--- start Dataset records ---

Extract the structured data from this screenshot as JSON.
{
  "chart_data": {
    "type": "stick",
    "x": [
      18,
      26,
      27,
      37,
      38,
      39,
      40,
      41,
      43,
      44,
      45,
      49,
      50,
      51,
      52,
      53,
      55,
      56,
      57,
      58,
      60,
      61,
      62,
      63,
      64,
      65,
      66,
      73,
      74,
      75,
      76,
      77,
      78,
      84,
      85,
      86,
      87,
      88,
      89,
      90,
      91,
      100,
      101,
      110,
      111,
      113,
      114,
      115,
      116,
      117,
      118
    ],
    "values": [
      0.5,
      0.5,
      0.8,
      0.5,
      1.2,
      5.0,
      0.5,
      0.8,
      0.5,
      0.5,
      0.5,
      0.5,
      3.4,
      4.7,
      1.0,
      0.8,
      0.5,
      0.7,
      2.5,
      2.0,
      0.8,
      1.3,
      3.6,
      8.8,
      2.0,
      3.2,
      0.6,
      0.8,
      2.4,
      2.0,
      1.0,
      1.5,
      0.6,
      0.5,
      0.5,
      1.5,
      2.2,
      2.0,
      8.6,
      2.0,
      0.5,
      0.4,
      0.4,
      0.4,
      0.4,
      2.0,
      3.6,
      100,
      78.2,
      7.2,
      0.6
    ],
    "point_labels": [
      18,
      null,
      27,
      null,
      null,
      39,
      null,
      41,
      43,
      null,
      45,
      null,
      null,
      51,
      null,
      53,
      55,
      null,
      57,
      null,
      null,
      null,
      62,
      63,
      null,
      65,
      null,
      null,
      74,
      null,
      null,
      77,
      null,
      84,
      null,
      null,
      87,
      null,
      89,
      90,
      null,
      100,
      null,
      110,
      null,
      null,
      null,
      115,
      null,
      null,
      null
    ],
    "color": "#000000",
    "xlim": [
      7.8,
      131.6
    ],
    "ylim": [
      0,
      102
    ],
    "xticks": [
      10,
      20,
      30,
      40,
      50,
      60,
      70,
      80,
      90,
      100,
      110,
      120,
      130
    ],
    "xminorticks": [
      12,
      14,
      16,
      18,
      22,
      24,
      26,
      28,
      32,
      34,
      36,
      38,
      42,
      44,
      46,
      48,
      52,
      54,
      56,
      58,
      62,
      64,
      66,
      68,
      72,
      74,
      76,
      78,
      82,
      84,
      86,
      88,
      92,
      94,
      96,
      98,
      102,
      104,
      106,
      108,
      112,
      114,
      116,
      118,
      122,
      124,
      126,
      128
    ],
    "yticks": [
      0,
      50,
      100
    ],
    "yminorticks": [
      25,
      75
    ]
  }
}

--- end Dataset records ---

◆ Directions for this task ◆
All of the lines above must be returned exactly.

◆ Task response ◆
Extract the structured data from this screenshot as JSON.
{
  "chart_data": {
    "type": "stick",
    "x": [
      18,
      26,
      27,
      37,
      38,
      39,
      40,
      41,
      43,
      44,
      45,
      49,
      50,
      51,
      52,
      53,
      55,
      56,
      57,
      58,
      60,
      61,
      62,
      63,
      64,
      65,
      66,
      73,
      74,
      75,
      76,
      77,
      78,
      84,
      85,
      86,
      87,
      88,
      89,
      90,
      91,
      100,
      101,
      110,
      111,
      113,
      114,
      115,
      116,
      117,
      118
    ],
    "values": [
      0.5,
      0.5,
      0.8,
      0.5,
      1.2,
      5.0,
      0.5,
      0.8,
      0.5,
      0.5,
      0.5,
      0.5,
      3.4,
      4.7,
      1.0,
      0.8,
      0.5,
      0.7,
      2.5,
      2.0,
      0.8,
      1.3,
      3.6,
      8.8,
      2.0,
      3.2,
      0.6,
      0.8,
      2.4,
      2.0,
      1.0,
      1.5,
      0.6,
      0.5,
      0.5,
      1.5,
      2.2,
      2.0,
      8.6,
      2.0,
      0.5,
      0.4,
      0.4,
      0.4,
      0.4,
      2.0,
      3.6,
      100,
      78.2,
      7.2,
      0.6
    ],
    "point_labels": [
      18,
      null,
      27,
      null,
      null,
      39,
      null,
      41,
      43,
      null,
      45,
      null,
      null,
      51,
      null,
      53,
      55,
      null,
      57,
      null,
      null,
      null,
      62,
      63,
      null,
      65,
      null,
      null,
      74,
      null,
      null,
      77,
      null,
      84,
      null,
      null,
      87,
      null,
      89,
      90,
      null,
      100,
      null,
      110,
      null,
      null,
      null,
      115,
      null,
      null,
      null
    ],
    "color": "#000000",
    "xlim": [
      7.8,
      131.6
    ],
    "ylim": [
      0,
      102
    ],
    "xticks": [
      10,
      20,
      30,
      40,
      50,
      60,
      70,
      80,
      90,
      100,
      110,
      120,
      130
    ],
    "xminorticks": [
      12,
      14,
      16,
      18,
      22,
      24,
      26,
      28,
      32,
      34,
      36,
      38,
      42,
      44,
      46,
      48,
      52,
      54,
      56,
      58,
      62,
      64,
      66,
      68,
      72,
      74,
      76,
      78,
      82,
      84,
      86,
      88,
      92,
      94,
      96,
      98,
      102,
      104,
      106,
      108,
      112,
      114,
      116,
      118,
      122,
      124,
      126,
      128
    ],
    "yticks": [
      0,
      50,
      100
    ],
    "yminorticks": [
      25,
      75
    ]
  }
}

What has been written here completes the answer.